+++ The records +++
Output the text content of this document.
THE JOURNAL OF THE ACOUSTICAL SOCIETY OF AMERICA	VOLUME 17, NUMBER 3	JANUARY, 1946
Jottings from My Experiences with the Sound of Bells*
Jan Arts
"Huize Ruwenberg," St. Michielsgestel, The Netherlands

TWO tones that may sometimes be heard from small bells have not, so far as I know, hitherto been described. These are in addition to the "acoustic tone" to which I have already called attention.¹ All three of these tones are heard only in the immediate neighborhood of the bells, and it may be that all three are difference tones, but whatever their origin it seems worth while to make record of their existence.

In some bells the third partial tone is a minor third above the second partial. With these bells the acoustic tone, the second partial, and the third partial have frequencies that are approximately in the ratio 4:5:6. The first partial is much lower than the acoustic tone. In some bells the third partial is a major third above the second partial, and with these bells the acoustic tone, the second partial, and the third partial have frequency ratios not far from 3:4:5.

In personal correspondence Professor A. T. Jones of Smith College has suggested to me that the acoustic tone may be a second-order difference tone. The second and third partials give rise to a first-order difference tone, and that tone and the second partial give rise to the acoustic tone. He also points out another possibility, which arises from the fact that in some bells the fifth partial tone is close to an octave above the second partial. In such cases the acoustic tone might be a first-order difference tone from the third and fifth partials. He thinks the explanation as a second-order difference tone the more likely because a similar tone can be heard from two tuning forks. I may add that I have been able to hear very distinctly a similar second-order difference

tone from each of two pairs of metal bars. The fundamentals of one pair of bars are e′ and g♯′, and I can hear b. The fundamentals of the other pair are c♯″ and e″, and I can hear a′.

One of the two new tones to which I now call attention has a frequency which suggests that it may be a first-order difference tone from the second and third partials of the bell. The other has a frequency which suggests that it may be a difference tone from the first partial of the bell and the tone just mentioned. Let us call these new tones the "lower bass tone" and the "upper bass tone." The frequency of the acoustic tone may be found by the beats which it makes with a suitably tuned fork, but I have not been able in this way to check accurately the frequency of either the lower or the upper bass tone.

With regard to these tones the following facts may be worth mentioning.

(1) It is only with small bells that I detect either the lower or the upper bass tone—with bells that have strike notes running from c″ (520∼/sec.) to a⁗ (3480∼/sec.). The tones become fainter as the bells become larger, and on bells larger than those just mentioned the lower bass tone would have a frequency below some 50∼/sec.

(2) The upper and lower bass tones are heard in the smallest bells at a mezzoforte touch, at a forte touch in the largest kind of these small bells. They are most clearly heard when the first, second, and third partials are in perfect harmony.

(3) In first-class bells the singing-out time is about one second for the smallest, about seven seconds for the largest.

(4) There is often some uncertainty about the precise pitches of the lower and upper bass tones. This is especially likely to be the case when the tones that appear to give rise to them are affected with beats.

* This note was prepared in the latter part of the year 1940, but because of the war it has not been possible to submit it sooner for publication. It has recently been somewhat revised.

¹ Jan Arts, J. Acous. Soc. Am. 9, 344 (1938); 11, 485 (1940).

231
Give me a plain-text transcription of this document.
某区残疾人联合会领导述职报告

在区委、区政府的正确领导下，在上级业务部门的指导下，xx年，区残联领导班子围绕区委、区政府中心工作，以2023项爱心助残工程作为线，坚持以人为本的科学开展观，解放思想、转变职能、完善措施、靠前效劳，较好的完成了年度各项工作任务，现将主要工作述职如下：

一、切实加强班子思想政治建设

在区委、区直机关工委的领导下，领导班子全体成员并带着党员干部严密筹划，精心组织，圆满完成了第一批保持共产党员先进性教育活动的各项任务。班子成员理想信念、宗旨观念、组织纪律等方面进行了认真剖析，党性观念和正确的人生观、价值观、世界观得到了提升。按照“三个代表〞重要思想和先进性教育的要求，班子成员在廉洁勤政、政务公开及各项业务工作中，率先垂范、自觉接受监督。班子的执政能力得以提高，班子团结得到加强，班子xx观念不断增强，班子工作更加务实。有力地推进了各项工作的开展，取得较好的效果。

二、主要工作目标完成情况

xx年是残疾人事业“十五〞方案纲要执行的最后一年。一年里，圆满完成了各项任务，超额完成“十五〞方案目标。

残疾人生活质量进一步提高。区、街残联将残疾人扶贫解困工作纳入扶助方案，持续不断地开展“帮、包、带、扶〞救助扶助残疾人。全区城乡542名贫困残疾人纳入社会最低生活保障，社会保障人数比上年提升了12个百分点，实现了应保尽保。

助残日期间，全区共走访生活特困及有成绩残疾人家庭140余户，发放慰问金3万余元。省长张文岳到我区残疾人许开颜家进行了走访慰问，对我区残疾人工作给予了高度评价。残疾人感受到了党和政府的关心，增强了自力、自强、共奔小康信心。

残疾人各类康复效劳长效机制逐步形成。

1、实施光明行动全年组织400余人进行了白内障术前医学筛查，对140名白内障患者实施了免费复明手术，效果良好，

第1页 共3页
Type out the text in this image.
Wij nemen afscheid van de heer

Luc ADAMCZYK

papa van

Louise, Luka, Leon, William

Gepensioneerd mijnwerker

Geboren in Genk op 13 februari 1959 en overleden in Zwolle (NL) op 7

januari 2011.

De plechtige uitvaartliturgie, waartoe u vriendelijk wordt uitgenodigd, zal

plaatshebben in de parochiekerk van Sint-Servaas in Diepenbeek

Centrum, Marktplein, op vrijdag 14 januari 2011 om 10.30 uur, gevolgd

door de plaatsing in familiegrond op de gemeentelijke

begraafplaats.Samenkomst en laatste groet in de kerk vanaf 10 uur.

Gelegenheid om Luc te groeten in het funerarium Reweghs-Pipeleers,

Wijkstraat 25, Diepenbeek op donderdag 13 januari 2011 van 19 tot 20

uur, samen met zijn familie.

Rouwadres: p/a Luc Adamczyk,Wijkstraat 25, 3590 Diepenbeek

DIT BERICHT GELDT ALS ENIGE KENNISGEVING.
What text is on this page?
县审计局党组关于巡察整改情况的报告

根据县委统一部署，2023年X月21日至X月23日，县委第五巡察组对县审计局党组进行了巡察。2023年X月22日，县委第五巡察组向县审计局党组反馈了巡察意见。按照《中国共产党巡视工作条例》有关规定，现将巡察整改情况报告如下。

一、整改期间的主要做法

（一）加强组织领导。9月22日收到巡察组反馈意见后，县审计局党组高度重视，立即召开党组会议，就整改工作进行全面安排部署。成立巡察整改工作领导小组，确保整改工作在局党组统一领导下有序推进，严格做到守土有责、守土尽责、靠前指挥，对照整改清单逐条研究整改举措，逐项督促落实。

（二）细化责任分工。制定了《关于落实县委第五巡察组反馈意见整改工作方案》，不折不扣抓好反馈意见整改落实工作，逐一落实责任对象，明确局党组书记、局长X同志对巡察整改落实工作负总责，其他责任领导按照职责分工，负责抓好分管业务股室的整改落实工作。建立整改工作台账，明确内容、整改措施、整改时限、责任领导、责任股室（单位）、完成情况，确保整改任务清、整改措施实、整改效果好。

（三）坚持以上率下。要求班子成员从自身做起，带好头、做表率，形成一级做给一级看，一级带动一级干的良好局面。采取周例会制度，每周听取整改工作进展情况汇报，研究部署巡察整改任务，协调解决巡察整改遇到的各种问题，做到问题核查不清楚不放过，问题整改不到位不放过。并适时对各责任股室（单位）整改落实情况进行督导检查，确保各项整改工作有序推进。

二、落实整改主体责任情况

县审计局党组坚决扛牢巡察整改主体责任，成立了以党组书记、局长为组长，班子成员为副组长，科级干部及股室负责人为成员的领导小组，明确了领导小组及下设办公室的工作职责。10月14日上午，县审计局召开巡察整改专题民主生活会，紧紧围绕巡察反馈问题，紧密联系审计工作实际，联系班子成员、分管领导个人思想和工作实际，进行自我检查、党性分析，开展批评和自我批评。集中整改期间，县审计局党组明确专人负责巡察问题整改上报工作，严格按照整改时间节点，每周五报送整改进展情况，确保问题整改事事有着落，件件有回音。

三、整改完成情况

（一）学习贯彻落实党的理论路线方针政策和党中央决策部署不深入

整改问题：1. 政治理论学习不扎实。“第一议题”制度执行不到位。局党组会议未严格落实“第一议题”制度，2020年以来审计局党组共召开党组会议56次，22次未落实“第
+++
> _What you should do_
Scan the material above. Copy each line that holds the word "attention".

> _The reply_
TWO tones that may sometimes be heard from small bells have not, so far as I know, hitherto been described. These are in addition to the "acoustic tone" to which I have already called attention.¹ All three of these tones are heard only in the immediate neighborhood of the bells, and it may be that all three are difference tones, but whatever their origin it seems worth while to make record of their existence.
One of the two new tones to which I now call attention has a frequency which suggests that it may be a first-order difference tone from the second and third partials of the bell. The other has a frequency which suggests that it may be a difference tone from the first partial of the bell and the tone just mentioned. Let us call these new tones the "lower bass tone" and the "upper bass tone." The frequency of the acoustic tone may be found by the beats which it makes with a suitably tuned fork, but I have not been able in this way to check accurately the frequency of either the lower or the upper bass tone.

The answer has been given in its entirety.